- _EXERCISE DESCRIPTION_:
Update the rows from the line containing "bar — [140, 163, 394, 181]" through the line containing "value-number: 79.5 — [398, 159, 440, 182]" by replacing "value-unit" with "unit-mark", and return those lines with everything else left the same.

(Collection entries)
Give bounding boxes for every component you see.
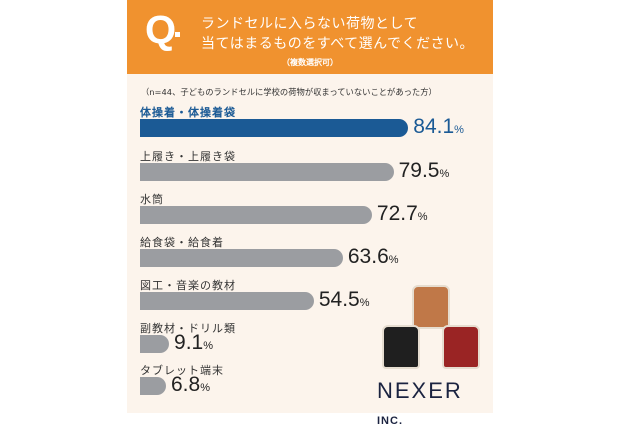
bar — [140, 163, 394, 181]
value-number: 9.1 — [174, 331, 204, 354]
category-label: 副教材・ドリル類 — [140, 322, 236, 335]
randoseru-black-icon — [382, 325, 420, 369]
bar — [140, 335, 170, 353]
bar — [140, 377, 166, 395]
value-label: 79.5% — [399, 159, 450, 183]
category-label: 給食袋・給食着 — [140, 236, 224, 249]
q-dot — [175, 32, 180, 37]
q-mark: Q — [145, 8, 177, 52]
value-label: 6.8% — [171, 373, 210, 397]
value-label: 54.5% — [319, 288, 370, 312]
value-number: 54.5 — [318, 288, 360, 311]
value-label: 63.6% — [348, 245, 399, 269]
infographic: Q ランドセルに入らない荷物として 当てはまるものをすべて選んでください。 （複… — [127, 0, 493, 427]
value-number: 6.8 — [171, 373, 201, 396]
bar — [140, 292, 314, 310]
question-header: Q ランドセルに入らない荷物として 当てはまるものをすべて選んでください。 （複… — [127, 0, 493, 74]
value-label: 84.1% — [413, 115, 464, 139]
sample-note: （n=44、子どものランドセルに学校の荷物が収まっていないことがあった方） — [141, 87, 437, 97]
bar — [140, 119, 409, 137]
value-unit: % — [388, 254, 399, 266]
value-unit: % — [454, 124, 464, 136]
value-unit: % — [203, 340, 213, 352]
category-label: 水筒 — [140, 193, 164, 206]
value-number: 84.1 — [413, 115, 455, 138]
category-label: 体操着・体操着袋 — [140, 106, 236, 119]
randoseru-brown-icon — [412, 285, 450, 329]
value-number: 79.5 — [398, 159, 440, 182]
category-label: 図工・音楽の教材 — [140, 279, 236, 292]
value-label: 72.7% — [377, 202, 428, 226]
value-label: 9.1% — [174, 331, 213, 355]
nexer-logo: NEXER INC. — [377, 378, 463, 427]
value-unit: % — [417, 211, 428, 223]
bar — [140, 206, 372, 224]
question-line-2: 当てはまるものをすべて選んでください。 — [201, 36, 474, 52]
randoseru-red-icon — [442, 325, 480, 369]
category-label: 上履き・上履き袋 — [140, 150, 236, 163]
value-unit: % — [439, 168, 450, 180]
value-unit: % — [359, 297, 370, 309]
question-line-1: ランドセルに入らない荷物として — [201, 16, 419, 32]
category-label: タブレット端末 — [140, 364, 224, 377]
value-number: 63.6 — [347, 245, 389, 268]
value-number: 72.7 — [376, 202, 418, 225]
bar — [140, 249, 343, 267]
value-unit: % — [200, 382, 210, 394]
question-subtitle: （複数選択可） — [282, 58, 338, 67]
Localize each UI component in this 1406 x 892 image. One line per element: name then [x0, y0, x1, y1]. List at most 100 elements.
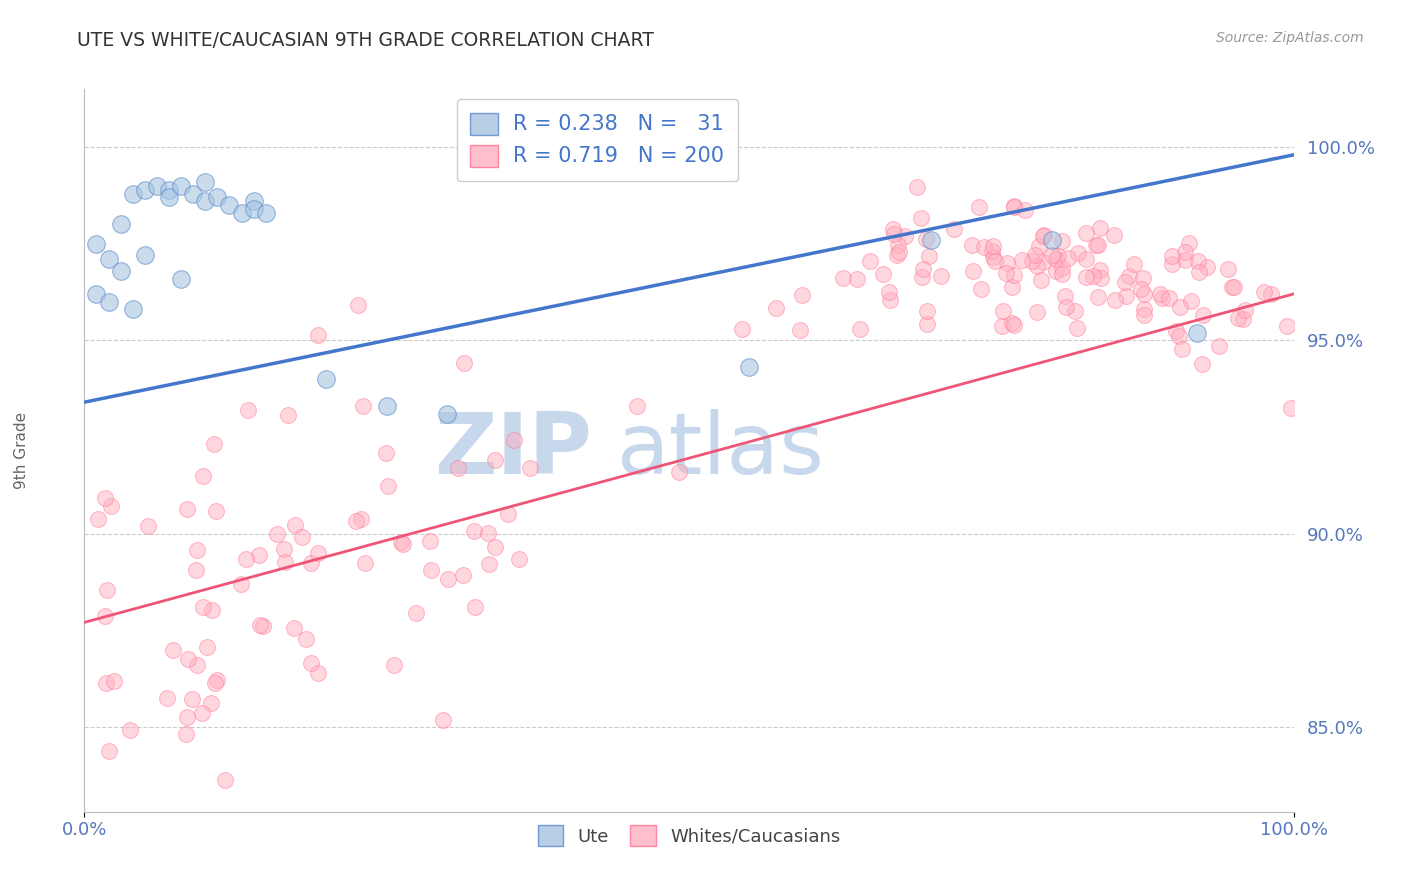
Point: [307, 546, 329, 560]
Point: [477, 526, 499, 541]
Point: [920, 233, 942, 247]
Point: [1159, 291, 1181, 305]
Point: [354, 556, 377, 570]
Point: [1050, 267, 1073, 281]
Point: [970, 282, 993, 296]
Point: [1253, 285, 1275, 299]
Point: [315, 372, 337, 386]
Point: [1174, 244, 1197, 259]
Point: [1149, 287, 1171, 301]
Point: [186, 658, 208, 673]
Point: [204, 675, 226, 690]
Point: [981, 244, 1004, 259]
Point: [1054, 300, 1077, 314]
Point: [1046, 249, 1069, 263]
Point: [1232, 311, 1254, 326]
Point: [375, 446, 398, 460]
Point: [879, 293, 901, 307]
Point: [496, 508, 519, 522]
Point: [377, 478, 399, 492]
Point: [191, 706, 214, 720]
Point: [1129, 282, 1152, 296]
Point: [1220, 280, 1243, 294]
Point: [1218, 262, 1240, 277]
Point: [1063, 303, 1085, 318]
Point: [249, 548, 271, 562]
Point: [1014, 202, 1036, 217]
Point: [464, 599, 486, 614]
Point: [1174, 253, 1197, 268]
Point: [1026, 259, 1049, 273]
Point: [277, 409, 299, 423]
Legend: Ute, Whites/Caucasians: Ute, Whites/Caucasians: [530, 818, 848, 854]
Point: [205, 673, 228, 687]
Point: [886, 248, 908, 262]
Point: [97, 294, 120, 309]
Point: [1188, 265, 1211, 279]
Point: [419, 563, 441, 577]
Point: [463, 524, 485, 539]
Point: [849, 321, 872, 335]
Point: [156, 691, 179, 706]
Point: [872, 267, 894, 281]
Point: [883, 227, 905, 242]
Point: [194, 175, 217, 189]
Point: [1132, 287, 1154, 301]
Point: [1011, 252, 1033, 267]
Point: [1177, 236, 1199, 251]
Point: [191, 468, 214, 483]
Point: [1227, 311, 1250, 326]
Point: [87, 512, 110, 526]
Point: [1279, 401, 1302, 416]
Point: [375, 399, 398, 413]
Point: [350, 512, 373, 526]
Point: [391, 535, 413, 549]
Point: [1088, 220, 1111, 235]
Point: [1031, 273, 1053, 287]
Point: [195, 640, 218, 655]
Point: [1076, 252, 1098, 266]
Point: [1104, 293, 1126, 307]
Point: [451, 568, 474, 582]
Point: [973, 240, 995, 254]
Point: [86, 287, 108, 301]
Point: [1208, 339, 1230, 353]
Point: [1066, 320, 1088, 334]
Point: [1032, 254, 1054, 268]
Point: [1028, 239, 1050, 253]
Point: [134, 183, 156, 197]
Point: [157, 190, 180, 204]
Point: [93, 491, 115, 506]
Point: [1180, 293, 1202, 308]
Point: [162, 643, 184, 657]
Point: [1090, 271, 1112, 285]
Point: [990, 319, 1012, 334]
Point: [859, 253, 882, 268]
Point: [283, 621, 305, 635]
Point: [1052, 234, 1074, 248]
Point: [1122, 257, 1144, 271]
Point: [94, 609, 117, 624]
Point: [915, 232, 938, 246]
Point: [1087, 237, 1109, 252]
Point: [1222, 279, 1244, 293]
Point: [1118, 269, 1140, 284]
Point: [831, 271, 853, 285]
Point: [1067, 246, 1090, 260]
Point: [347, 298, 370, 312]
Point: [96, 582, 118, 597]
Point: [1045, 264, 1067, 278]
Point: [436, 407, 458, 421]
Point: [186, 542, 208, 557]
Point: [1076, 270, 1098, 285]
Point: [110, 264, 132, 278]
Point: [1233, 303, 1256, 318]
Point: [967, 200, 990, 214]
Point: [1168, 301, 1191, 315]
Point: [929, 269, 952, 284]
Point: [432, 713, 454, 727]
Point: [176, 502, 198, 516]
Point: [1040, 247, 1063, 261]
Point: [995, 266, 1018, 280]
Point: [453, 356, 475, 370]
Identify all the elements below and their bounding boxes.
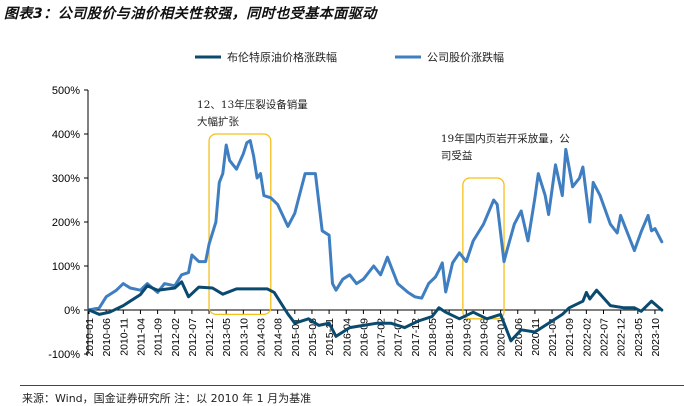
annotation-text: 司受益 [441, 149, 473, 162]
x-tick-label: 2015-11 [324, 318, 336, 356]
x-tick-label: 2013-10 [238, 318, 250, 357]
x-tick-label: 2017-12 [410, 318, 422, 357]
x-tick-label: 2014-03 [256, 318, 268, 357]
legend-label: 公司股价涨跌幅 [427, 50, 504, 64]
annotation-box [208, 133, 272, 316]
annotation-text: 大幅扩张 [197, 115, 239, 128]
x-tick-label: 2014-08 [273, 318, 285, 357]
legend-label: 布伦特原油价格涨跌幅 [227, 50, 337, 64]
annotation-text: 12、13年压裂设备销量 [197, 98, 308, 111]
x-tick-label: 2019-03 [461, 318, 473, 357]
y-tick-label: 300% [52, 173, 80, 185]
series-line-brent [87, 280, 664, 343]
y-tick-label: 500% [52, 85, 80, 97]
x-tick-label: 2021-04 [547, 318, 559, 357]
x-tick-label: 2022-07 [599, 318, 611, 357]
x-tick-label: 2015-06 [307, 318, 319, 357]
x-tick-label: 2022-02 [581, 318, 593, 357]
x-tick-label: 2016-04 [341, 318, 353, 357]
x-tick-label: 2011-04 [135, 318, 147, 356]
x-tick-label: 2023-10 [650, 318, 662, 357]
x-tick-label: 2018-05 [427, 318, 439, 357]
annotation-box [462, 177, 505, 320]
x-tick-label: 2020-06 [513, 318, 525, 357]
x-tick-label: 2012-12 [204, 318, 216, 357]
x-tick-label: 2010-11 [118, 318, 130, 356]
y-tick-label: 200% [52, 217, 80, 229]
y-tick-label: 0% [64, 305, 80, 317]
x-tick-label: 2010-06 [101, 318, 113, 357]
x-tick-label: 2012-02 [170, 318, 182, 357]
x-tick-label: 2015-01 [290, 318, 302, 357]
source-note: 来源：Wind，国金证券研究所 注：以 2010 年 1 月为基准 [22, 392, 312, 405]
x-tick-label: 2010-01 [84, 318, 96, 357]
divider [20, 385, 684, 386]
x-tick-label: 2016-09 [358, 318, 370, 357]
figure-title: 图表3：公司股价与油价相关性较强，同时也受基本面驱动 [4, 6, 377, 22]
y-tick-label: 100% [52, 261, 80, 273]
y-tick-label: -100% [48, 349, 80, 361]
x-tick-label: 2021-09 [564, 318, 576, 357]
x-tick-label: 2011-09 [153, 318, 165, 356]
x-tick-label: 2023-05 [633, 318, 645, 357]
x-tick-label: 2018-10 [444, 318, 456, 357]
x-tick-label: 2022-12 [616, 318, 628, 357]
x-tick-label: 2013-05 [221, 318, 233, 357]
x-tick-label: 2019-08 [478, 318, 490, 357]
y-tick-label: 400% [52, 129, 80, 141]
x-tick-label: 2017-02 [376, 318, 388, 357]
series-line-company [87, 139, 664, 312]
annotation-text: 19年国内页岩开采放量，公 [441, 132, 570, 145]
x-tick-label: 2012-07 [187, 318, 199, 357]
x-tick-label: 2020-11 [530, 318, 542, 356]
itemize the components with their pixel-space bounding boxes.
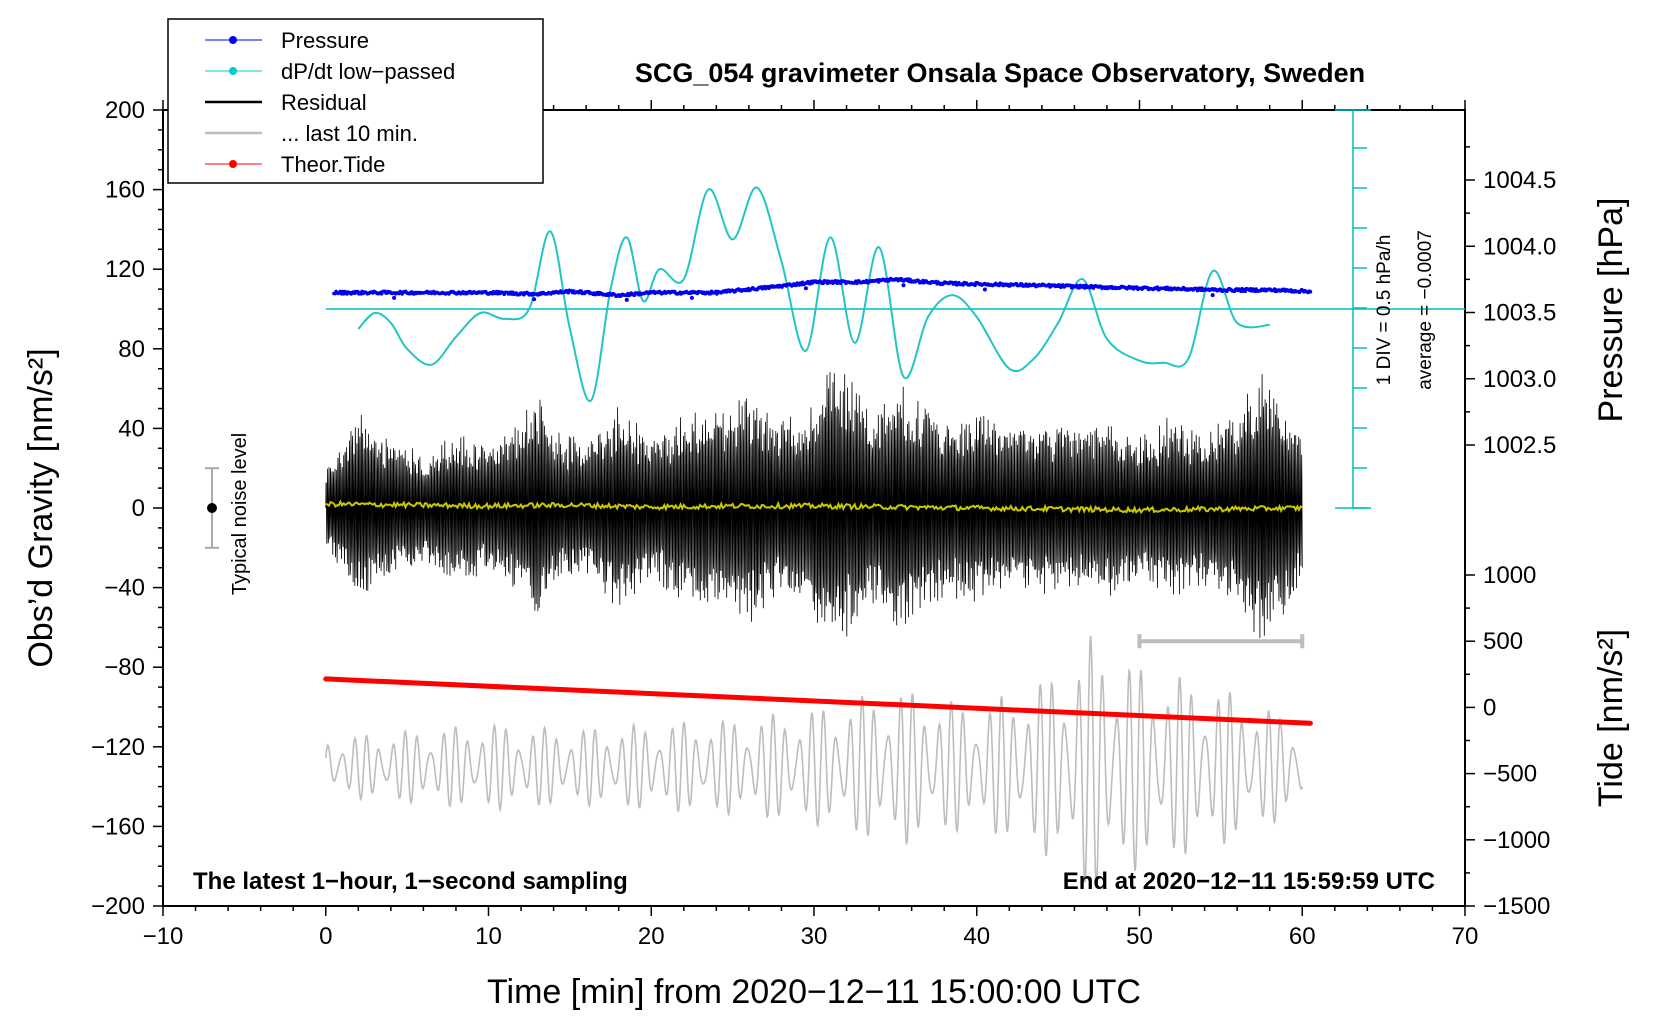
tide-tick-label: 500 xyxy=(1483,628,1523,655)
pressure-tick-label: 1003.0 xyxy=(1483,366,1556,393)
x-tick-label: 20 xyxy=(638,923,665,950)
div-label: 1 DIV = 0.5 hPa/h xyxy=(1374,235,1395,386)
y-tick-label: 40 xyxy=(118,415,145,442)
x-tick-label: 50 xyxy=(1126,923,1153,950)
y-tick-label: 0 xyxy=(132,495,145,522)
pressure-point xyxy=(803,286,808,291)
dpdt-series-line xyxy=(357,186,1270,402)
pressure-point xyxy=(1210,293,1215,298)
legend-label: Residual xyxy=(281,90,367,115)
legend-label: ... last 10 min. xyxy=(281,121,418,146)
legend-label: Pressure xyxy=(281,28,369,53)
x-tick-label: 40 xyxy=(963,923,990,950)
pressure-tick-label: 1004.0 xyxy=(1483,233,1556,260)
last10-series-line xyxy=(325,635,1304,886)
legend: Pressure dP/dt low−passed Residual ... last… xyxy=(167,18,544,184)
pressure-point xyxy=(532,297,537,302)
noise-label: Typical noise level xyxy=(229,433,251,595)
pressure-tick-label: 1002.5 xyxy=(1483,432,1556,459)
tide-tick-label: −500 xyxy=(1483,761,1537,788)
text-layer: −10 0 10 20 30 40 50 60 70 200 160 120 80 40 0 −40 −80 −1… xyxy=(22,18,1630,1011)
x-tick-label: 0 xyxy=(319,923,332,950)
pressure-tick-label: 1004.5 xyxy=(1483,167,1556,194)
pressure-point xyxy=(901,283,906,288)
y-tick-label: −200 xyxy=(91,893,145,920)
tide-tick-label: −1000 xyxy=(1483,827,1550,854)
tide-tick-label: 0 xyxy=(1483,694,1496,721)
noise-dot xyxy=(207,503,217,513)
x-tick-label: 10 xyxy=(475,923,502,950)
pressure-point xyxy=(1308,289,1313,294)
x-tick-label: 30 xyxy=(801,923,828,950)
pressure-point xyxy=(689,295,694,300)
legend-swatch-dot xyxy=(229,67,237,75)
y-tick-label: 80 xyxy=(118,336,145,363)
pressure-series xyxy=(332,276,1313,302)
pressure-point xyxy=(392,295,397,300)
tide-series-line xyxy=(323,676,1313,726)
residual-mean-line xyxy=(325,499,1303,515)
series-layer xyxy=(205,186,1465,886)
tide-tick-label: −1500 xyxy=(1483,893,1550,920)
y-tick-label: 200 xyxy=(105,97,145,124)
chart-title: SCG_054 gravimeter Onsala Space Observat… xyxy=(635,58,1365,88)
y-tick-label: −40 xyxy=(104,575,145,602)
legend-swatch-dot xyxy=(229,36,237,44)
y-axis-title-left: Obs’d Gravity [nm/s²] xyxy=(22,348,60,667)
annotation-left: The latest 1−hour, 1−second sampling xyxy=(193,868,628,895)
pressure-point xyxy=(624,297,629,302)
x-tick-label: −10 xyxy=(143,923,184,950)
y-axis-title-pressure: Pressure [hPa] xyxy=(1592,198,1630,423)
x-axis-title: Time [min] from 2020−12−11 15:00:00 UTC xyxy=(487,973,1141,1011)
pressure-tick-label: 1003.5 xyxy=(1483,300,1556,327)
pressure-point xyxy=(982,287,987,292)
x-tick-label: 70 xyxy=(1452,923,1479,950)
y-tick-label: −120 xyxy=(91,734,145,761)
y-tick-label: −160 xyxy=(91,813,145,840)
plot-frame-layer xyxy=(153,100,1475,916)
annotation-right: End at 2020−12−11 15:59:59 UTC xyxy=(1063,868,1435,895)
residual-series-line xyxy=(325,372,1303,639)
tide-tick-label: 1000 xyxy=(1483,562,1536,589)
legend-label: Theor.Tide xyxy=(281,152,385,177)
y-axis-title-tide: Tide [nm/s²] xyxy=(1592,629,1630,807)
average-label: average = −0.0007 xyxy=(1415,230,1436,390)
legend-swatch-dot xyxy=(229,160,237,168)
x-tick-label: 60 xyxy=(1289,923,1316,950)
y-tick-label: 160 xyxy=(105,177,145,204)
legend-label: dP/dt low−passed xyxy=(281,59,455,84)
y-tick-label: 120 xyxy=(105,256,145,283)
y-tick-label: −80 xyxy=(104,654,145,681)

- _RESULT OF THE EXERCISE_:
bar — [140, 163, 394, 181]
value-number: 9.1 — [174, 331, 204, 354]
category-label: 副教材・ドリル類 — [140, 322, 236, 335]
randoseru-black-icon — [382, 325, 420, 369]
bar — [140, 335, 170, 353]
bar — [140, 377, 166, 395]
value-label: 79.5% — [399, 159, 450, 183]
category-label: 給食袋・給食着 — [140, 236, 224, 249]
q-dot — [175, 32, 180, 37]
q-mark: Q — [145, 8, 177, 52]
value-label: 6.8% — [171, 373, 210, 397]
value-label: 54.5% — [319, 288, 370, 312]
value-number: 54.5 — [318, 288, 360, 311]
value-label: 63.6% — [348, 245, 399, 269]
infographic: Q ランドセルに入らない荷物として 当てはまるものをすべて選んでください。 （複… — [127, 0, 493, 427]
value-number: 6.8 — [171, 373, 201, 396]
bar — [140, 292, 314, 310]
question-header: Q ランドセルに入らない荷物として 当てはまるものをすべて選んでください。 （複… — [127, 0, 493, 74]
value-label: 84.1% — [413, 115, 464, 139]
sample-note: （n=44、子どものランドセルに学校の荷物が収まっていないことがあった方） — [141, 87, 437, 97]
bar — [140, 119, 409, 137]
unit-mark: % — [388, 254, 399, 266]
unit-mark: % — [454, 124, 464, 136]
unit-mark: % — [203, 340, 213, 352]
category-label: 水筒 — [140, 193, 164, 206]
value-number: 84.1 — [413, 115, 455, 138]
category-label: 体操着・体操着袋 — [140, 106, 236, 119]
randoseru-brown-icon — [412, 285, 450, 329]
value-number: 79.5 — [398, 159, 440, 182]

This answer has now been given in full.